Dataset items

━━━━━━━━━━

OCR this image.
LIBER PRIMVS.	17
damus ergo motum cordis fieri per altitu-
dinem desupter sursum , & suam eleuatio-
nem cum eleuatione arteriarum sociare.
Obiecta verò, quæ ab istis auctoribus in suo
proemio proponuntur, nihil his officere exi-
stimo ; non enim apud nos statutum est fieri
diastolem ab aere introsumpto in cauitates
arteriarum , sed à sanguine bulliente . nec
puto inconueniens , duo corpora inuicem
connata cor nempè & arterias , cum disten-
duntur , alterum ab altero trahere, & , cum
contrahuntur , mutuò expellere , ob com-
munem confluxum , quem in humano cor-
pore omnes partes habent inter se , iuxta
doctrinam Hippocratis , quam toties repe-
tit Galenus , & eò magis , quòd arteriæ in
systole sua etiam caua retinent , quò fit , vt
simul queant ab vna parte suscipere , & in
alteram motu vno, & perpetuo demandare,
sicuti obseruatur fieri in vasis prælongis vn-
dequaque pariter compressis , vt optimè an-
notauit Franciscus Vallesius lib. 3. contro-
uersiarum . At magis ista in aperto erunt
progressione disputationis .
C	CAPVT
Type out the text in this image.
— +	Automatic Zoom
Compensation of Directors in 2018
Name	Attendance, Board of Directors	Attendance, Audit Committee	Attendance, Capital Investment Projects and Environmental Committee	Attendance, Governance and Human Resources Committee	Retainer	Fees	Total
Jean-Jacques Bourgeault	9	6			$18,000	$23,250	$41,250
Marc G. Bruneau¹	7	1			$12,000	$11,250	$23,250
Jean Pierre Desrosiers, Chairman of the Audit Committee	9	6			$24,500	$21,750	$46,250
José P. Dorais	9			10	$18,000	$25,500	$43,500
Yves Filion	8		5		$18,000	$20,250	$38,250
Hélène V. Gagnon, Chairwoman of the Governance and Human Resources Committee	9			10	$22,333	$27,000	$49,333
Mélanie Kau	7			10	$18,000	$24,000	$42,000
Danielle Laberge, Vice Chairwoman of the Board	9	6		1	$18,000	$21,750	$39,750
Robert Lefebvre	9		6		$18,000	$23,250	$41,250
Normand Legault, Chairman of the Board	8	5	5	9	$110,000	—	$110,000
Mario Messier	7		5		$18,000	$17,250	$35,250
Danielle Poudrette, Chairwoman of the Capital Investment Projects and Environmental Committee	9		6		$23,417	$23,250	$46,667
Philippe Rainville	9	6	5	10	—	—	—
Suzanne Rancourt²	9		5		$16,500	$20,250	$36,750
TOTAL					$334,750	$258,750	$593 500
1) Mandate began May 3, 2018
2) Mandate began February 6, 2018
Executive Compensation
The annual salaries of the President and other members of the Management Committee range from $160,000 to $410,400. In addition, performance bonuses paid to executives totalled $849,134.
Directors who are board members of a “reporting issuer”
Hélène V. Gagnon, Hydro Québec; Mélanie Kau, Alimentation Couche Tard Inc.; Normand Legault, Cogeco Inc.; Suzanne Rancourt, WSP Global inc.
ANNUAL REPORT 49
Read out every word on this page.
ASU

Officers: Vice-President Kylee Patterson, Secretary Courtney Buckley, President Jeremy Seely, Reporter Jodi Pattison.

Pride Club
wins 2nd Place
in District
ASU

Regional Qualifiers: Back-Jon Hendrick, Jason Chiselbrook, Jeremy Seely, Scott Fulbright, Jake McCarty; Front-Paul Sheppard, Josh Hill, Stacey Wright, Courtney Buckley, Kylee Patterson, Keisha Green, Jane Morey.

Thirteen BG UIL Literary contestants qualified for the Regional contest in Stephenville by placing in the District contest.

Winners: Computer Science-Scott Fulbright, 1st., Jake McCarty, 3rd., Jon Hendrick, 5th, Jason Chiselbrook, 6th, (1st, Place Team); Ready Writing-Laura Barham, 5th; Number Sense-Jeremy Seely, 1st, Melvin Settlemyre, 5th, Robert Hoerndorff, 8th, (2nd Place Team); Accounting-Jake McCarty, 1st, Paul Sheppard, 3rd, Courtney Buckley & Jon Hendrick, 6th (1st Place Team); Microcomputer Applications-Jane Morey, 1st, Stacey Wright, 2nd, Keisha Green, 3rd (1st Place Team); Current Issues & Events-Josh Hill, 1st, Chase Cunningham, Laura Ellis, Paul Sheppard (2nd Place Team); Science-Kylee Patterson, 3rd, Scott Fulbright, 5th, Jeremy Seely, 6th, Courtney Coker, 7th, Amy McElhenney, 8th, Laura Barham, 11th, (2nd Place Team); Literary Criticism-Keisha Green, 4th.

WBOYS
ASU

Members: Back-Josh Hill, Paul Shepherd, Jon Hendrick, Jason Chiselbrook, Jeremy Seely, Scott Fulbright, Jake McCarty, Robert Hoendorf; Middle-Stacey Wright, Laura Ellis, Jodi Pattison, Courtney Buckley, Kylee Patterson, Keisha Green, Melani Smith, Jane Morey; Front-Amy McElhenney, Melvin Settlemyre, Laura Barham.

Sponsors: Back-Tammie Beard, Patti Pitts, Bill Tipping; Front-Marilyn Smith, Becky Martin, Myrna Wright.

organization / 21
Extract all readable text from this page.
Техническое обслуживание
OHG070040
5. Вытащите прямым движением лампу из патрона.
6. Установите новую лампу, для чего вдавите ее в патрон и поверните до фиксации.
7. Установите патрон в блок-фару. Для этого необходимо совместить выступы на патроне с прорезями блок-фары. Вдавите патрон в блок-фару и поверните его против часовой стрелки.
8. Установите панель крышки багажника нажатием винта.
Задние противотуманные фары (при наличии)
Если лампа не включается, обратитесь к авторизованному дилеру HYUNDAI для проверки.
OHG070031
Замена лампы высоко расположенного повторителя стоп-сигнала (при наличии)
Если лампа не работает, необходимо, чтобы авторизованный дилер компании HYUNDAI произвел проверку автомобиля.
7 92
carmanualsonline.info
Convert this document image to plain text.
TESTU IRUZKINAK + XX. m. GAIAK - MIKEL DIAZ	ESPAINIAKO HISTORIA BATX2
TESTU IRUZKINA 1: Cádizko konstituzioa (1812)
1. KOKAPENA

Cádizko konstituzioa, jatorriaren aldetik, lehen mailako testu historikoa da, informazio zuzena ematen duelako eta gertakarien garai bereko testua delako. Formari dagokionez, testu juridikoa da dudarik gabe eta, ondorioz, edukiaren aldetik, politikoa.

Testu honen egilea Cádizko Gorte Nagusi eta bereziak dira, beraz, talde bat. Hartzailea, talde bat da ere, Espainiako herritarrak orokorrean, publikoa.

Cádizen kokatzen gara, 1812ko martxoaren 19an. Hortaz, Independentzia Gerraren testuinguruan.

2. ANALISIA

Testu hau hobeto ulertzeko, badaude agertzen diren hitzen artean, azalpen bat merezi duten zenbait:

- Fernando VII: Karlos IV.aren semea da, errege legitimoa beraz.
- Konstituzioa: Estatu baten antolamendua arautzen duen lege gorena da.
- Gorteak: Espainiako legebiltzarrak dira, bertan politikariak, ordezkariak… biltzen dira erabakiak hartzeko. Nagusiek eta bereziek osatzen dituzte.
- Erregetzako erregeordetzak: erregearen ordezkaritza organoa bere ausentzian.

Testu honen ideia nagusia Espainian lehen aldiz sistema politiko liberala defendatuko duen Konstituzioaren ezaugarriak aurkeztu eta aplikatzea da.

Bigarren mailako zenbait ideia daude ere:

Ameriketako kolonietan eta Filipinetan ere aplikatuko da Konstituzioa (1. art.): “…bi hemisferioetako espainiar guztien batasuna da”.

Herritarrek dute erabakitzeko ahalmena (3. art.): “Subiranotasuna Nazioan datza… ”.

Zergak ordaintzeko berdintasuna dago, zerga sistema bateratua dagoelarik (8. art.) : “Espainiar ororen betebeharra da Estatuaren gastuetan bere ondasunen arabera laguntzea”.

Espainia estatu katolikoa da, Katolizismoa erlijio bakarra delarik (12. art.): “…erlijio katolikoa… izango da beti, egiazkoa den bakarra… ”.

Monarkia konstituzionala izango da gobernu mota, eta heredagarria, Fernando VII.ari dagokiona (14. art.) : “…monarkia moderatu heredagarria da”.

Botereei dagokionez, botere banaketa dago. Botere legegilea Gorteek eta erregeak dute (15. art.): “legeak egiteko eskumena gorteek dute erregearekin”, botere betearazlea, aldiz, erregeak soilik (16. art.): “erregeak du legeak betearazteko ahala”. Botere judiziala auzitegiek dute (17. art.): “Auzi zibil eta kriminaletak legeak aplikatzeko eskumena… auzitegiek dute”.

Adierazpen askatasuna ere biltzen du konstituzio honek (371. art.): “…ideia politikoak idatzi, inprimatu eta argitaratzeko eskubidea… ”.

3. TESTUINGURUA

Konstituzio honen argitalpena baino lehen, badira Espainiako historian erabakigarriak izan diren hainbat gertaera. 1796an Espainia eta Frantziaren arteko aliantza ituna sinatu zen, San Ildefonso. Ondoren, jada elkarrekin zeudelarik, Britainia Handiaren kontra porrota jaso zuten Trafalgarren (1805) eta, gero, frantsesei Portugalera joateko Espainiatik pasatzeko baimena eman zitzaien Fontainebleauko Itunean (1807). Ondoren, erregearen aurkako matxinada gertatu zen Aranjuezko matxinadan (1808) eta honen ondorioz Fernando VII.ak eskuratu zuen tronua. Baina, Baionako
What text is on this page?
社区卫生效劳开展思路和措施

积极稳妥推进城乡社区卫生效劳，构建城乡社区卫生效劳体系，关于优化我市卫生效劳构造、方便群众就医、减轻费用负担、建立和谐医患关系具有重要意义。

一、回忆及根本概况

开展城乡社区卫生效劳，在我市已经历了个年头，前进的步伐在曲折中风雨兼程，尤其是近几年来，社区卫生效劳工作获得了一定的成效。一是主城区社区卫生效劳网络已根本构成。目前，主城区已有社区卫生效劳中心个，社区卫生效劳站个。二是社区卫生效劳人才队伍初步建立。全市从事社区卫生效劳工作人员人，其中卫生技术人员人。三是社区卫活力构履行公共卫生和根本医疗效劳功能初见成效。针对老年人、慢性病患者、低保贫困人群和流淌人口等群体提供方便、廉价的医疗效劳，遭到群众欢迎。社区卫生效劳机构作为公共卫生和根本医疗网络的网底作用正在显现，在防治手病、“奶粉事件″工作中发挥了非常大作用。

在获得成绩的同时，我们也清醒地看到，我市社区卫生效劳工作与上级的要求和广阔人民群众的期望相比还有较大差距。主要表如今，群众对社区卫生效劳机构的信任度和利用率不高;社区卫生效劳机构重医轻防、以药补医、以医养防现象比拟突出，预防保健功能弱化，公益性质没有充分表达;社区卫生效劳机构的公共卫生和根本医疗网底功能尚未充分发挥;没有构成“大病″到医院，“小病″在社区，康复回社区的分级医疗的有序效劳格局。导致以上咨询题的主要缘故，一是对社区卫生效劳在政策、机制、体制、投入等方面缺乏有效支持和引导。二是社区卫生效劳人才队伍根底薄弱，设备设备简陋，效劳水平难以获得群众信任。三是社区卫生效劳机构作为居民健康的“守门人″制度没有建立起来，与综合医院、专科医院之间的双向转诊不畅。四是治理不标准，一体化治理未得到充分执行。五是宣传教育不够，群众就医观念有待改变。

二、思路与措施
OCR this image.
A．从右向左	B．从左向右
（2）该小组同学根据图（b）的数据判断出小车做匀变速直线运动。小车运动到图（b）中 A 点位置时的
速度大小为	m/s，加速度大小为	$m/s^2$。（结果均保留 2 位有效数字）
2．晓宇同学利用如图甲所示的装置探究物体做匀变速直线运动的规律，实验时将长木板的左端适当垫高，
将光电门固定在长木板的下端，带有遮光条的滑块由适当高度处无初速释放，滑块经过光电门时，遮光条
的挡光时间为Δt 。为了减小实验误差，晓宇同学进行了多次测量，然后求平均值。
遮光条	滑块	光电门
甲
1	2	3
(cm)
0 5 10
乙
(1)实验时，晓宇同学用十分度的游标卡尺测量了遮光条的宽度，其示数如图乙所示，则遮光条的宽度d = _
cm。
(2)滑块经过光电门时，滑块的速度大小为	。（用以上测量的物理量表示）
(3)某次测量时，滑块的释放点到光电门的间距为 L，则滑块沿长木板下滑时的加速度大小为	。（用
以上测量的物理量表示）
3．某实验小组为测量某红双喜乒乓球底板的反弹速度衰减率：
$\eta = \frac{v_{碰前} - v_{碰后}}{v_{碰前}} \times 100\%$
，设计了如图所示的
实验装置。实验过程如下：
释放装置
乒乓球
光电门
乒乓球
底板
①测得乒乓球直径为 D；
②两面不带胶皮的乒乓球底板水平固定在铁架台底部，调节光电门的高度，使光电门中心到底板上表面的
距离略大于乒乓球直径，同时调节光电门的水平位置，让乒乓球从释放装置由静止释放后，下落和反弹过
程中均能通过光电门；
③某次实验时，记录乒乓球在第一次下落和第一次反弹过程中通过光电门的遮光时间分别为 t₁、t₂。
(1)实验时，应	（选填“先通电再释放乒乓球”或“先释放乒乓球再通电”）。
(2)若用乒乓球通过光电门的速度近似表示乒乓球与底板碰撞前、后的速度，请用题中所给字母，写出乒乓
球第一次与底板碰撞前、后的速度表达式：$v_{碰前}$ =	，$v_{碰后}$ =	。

━━━━━━━━━━

AIM: Identify lines with the string "diren". Copy each one.

TASK SOLUTION:
Testu hau hobeto ulertzeko, badaude agertzen diren hitzen artean, azalpen bat merezi duten zenbait:
Konstituzio honen argitalpena baino lehen, badira Espainiako historian erabakigarriak izan diren hainbat gertaera. 1796an Espainia eta Frantziaren arteko aliantza ituna sinatu zen, San Ildefonso. Ondoren, jada elkarrekin zeudelarik, Britainia Handiaren kontra porrota jaso zuten Trafalgarren (1805) eta, gero, frantsesei Portugalera joateko Espainiatik pasatzeko baimena eman zitzaien Fontainebleauko Itunean (1807). Ondoren, erregearen aurkako matxinada gertatu zen Aranjuezko matxinadan (1808) eta honen ondorioz Fernando VII.ak eskuratu zuen tronua. Baina, Baionako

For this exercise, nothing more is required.